START RECORDS FOR PROCESSING

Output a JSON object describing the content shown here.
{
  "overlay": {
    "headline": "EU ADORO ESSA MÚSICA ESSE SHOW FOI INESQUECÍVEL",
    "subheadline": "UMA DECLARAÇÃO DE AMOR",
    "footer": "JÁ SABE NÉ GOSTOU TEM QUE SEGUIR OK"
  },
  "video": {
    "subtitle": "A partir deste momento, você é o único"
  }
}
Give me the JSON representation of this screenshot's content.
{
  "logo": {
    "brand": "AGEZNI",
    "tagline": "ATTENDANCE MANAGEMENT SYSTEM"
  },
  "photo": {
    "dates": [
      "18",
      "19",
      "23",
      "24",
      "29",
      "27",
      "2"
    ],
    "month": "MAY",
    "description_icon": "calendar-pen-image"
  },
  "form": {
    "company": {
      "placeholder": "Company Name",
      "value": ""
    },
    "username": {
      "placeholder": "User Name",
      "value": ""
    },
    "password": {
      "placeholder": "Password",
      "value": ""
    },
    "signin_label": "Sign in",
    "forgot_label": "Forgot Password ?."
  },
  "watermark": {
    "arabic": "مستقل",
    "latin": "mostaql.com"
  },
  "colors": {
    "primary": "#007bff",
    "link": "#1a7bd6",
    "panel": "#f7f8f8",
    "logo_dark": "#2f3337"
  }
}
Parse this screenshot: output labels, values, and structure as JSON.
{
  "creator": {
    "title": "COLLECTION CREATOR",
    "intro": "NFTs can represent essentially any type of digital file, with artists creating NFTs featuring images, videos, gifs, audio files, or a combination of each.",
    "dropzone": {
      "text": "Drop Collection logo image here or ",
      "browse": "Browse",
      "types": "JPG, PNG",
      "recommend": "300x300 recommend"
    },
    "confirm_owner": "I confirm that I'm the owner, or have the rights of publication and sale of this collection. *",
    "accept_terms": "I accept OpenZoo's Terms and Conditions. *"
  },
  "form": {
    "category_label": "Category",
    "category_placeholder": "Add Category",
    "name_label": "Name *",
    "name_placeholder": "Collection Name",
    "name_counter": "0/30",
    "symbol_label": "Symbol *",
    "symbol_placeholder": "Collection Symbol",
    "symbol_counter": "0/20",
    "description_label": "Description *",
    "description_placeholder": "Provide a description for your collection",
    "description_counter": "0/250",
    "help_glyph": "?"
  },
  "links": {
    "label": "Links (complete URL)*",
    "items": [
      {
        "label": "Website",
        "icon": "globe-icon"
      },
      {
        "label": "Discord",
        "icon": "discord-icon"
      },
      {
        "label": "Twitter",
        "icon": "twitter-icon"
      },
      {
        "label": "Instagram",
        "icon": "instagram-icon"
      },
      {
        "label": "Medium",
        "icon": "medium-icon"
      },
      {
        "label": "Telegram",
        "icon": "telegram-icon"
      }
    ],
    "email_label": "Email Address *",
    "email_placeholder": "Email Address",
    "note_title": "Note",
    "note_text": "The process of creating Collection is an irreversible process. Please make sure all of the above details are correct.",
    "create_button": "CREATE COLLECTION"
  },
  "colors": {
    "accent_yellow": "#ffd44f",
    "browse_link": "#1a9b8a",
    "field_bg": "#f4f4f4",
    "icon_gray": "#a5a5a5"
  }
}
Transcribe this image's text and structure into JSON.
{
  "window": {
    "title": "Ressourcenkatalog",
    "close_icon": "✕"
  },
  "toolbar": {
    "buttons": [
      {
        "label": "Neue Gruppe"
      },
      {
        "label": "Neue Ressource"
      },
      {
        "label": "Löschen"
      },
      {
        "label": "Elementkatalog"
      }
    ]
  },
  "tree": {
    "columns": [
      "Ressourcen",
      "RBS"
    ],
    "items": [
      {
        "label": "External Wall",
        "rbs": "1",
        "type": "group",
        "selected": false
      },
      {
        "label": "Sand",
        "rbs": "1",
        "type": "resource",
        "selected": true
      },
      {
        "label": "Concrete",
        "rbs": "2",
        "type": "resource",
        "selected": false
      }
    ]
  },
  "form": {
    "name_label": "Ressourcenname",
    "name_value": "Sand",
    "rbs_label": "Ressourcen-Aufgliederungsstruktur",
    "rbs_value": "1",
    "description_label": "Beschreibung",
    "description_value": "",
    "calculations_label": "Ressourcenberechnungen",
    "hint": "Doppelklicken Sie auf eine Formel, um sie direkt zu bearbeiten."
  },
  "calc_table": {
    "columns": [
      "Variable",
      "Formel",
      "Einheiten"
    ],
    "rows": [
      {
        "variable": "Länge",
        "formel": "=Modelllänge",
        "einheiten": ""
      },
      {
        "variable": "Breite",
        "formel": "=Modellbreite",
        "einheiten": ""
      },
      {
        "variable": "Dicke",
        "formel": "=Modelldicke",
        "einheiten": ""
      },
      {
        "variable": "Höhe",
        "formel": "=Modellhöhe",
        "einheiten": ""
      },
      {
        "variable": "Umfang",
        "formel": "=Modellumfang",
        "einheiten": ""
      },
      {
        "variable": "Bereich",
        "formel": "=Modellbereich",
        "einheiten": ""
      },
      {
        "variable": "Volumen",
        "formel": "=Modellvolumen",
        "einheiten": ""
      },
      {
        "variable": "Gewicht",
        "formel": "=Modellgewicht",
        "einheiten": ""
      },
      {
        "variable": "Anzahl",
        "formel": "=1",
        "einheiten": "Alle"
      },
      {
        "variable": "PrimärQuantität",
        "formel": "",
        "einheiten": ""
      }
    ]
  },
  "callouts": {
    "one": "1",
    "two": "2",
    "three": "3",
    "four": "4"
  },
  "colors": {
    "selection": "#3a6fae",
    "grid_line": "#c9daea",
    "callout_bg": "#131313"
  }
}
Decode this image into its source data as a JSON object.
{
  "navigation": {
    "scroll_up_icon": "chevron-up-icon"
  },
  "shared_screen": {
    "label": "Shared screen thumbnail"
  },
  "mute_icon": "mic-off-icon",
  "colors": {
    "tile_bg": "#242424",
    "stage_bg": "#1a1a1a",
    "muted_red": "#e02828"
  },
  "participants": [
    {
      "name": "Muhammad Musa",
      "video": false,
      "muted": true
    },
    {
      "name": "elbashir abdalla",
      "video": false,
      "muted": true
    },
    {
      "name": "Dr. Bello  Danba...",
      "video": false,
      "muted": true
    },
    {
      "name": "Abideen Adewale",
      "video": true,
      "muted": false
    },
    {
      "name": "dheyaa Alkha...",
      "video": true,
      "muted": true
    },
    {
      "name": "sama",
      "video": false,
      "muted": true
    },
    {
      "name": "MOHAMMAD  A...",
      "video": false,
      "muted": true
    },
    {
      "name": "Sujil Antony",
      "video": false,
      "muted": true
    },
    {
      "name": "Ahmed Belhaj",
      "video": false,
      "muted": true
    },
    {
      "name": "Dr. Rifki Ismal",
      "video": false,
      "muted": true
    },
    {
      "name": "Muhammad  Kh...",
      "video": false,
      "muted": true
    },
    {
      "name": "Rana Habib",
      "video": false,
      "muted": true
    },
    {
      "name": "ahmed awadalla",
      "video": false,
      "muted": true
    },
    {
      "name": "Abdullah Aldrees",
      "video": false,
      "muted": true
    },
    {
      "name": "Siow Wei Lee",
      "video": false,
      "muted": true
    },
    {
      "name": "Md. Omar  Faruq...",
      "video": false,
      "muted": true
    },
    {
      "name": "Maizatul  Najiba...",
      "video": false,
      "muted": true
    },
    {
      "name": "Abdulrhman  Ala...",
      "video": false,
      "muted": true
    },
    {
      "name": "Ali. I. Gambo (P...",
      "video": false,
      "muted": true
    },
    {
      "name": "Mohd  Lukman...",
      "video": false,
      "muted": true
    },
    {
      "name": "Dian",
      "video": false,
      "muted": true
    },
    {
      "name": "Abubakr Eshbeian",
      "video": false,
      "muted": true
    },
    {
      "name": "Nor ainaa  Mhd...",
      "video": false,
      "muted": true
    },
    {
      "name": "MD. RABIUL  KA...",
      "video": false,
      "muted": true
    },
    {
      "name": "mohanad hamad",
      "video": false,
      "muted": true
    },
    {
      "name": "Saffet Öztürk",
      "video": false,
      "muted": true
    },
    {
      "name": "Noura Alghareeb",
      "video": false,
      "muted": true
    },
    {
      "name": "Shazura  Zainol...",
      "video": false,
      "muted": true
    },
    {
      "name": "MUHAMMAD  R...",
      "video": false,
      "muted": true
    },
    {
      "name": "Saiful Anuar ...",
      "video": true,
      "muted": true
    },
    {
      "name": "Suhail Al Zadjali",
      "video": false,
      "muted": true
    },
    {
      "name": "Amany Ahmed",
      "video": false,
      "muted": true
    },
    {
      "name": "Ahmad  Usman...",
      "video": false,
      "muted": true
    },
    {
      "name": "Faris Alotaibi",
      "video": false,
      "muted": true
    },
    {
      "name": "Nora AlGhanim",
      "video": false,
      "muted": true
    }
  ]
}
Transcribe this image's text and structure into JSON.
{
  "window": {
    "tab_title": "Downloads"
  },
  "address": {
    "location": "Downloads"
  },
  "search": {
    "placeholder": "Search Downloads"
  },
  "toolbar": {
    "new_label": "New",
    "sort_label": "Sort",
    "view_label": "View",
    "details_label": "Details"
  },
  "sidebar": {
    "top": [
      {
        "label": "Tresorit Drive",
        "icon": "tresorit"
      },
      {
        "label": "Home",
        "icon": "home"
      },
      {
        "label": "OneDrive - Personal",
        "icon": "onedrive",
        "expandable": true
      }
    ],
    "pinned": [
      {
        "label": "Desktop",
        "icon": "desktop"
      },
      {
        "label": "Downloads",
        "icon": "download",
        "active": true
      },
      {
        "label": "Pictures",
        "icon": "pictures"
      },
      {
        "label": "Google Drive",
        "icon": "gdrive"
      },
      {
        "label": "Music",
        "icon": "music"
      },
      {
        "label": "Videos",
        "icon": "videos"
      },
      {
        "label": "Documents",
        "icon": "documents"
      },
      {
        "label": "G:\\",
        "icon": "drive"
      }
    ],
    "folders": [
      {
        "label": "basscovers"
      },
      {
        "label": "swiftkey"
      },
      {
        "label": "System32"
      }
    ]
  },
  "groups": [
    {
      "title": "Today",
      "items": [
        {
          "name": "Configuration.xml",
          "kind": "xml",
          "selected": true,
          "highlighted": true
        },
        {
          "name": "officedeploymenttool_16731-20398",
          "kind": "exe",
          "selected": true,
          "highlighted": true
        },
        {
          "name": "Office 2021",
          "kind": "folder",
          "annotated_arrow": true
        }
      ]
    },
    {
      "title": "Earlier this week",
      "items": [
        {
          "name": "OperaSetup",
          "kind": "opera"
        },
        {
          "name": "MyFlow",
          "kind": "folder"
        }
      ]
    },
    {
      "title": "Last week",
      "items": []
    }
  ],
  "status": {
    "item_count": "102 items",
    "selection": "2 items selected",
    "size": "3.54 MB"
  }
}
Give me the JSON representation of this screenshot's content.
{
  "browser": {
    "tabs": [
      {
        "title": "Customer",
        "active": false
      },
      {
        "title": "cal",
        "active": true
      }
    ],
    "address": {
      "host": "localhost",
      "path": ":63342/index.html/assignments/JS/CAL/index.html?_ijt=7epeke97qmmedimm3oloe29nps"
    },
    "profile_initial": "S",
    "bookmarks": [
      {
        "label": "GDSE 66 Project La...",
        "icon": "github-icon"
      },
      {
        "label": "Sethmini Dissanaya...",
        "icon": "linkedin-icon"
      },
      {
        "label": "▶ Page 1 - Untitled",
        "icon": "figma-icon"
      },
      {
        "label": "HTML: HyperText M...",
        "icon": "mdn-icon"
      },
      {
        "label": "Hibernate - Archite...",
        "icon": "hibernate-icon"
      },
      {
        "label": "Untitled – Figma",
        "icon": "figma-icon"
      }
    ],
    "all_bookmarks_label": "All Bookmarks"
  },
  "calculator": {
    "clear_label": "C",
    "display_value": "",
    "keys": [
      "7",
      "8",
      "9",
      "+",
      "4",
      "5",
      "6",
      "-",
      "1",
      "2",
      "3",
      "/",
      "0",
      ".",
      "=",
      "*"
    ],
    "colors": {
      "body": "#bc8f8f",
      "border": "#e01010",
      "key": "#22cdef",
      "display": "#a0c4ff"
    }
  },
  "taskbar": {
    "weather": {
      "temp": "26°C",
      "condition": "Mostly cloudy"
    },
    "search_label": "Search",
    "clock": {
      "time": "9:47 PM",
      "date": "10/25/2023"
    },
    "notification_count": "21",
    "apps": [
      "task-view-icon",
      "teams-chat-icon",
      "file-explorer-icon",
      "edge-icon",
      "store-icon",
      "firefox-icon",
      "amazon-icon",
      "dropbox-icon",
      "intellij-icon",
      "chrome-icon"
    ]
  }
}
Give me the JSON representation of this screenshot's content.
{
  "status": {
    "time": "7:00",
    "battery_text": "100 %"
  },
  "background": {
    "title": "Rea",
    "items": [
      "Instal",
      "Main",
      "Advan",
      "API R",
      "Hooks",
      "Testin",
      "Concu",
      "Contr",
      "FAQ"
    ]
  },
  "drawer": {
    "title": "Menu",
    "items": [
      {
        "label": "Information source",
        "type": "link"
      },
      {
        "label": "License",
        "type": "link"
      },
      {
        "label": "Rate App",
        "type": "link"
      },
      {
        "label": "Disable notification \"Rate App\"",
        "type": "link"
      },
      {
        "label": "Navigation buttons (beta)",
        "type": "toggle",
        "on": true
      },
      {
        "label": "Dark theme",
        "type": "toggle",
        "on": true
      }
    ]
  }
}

END RECORDS FOR PROCESSING

## WHAT YOU WILL DO
Identify the lines above with the word "kind". Copy them.

## RIGHT ANSWER
          "kind": "xml",
          "kind": "exe",
          "kind": "folder",
          "kind": "opera"
          "kind": "folder"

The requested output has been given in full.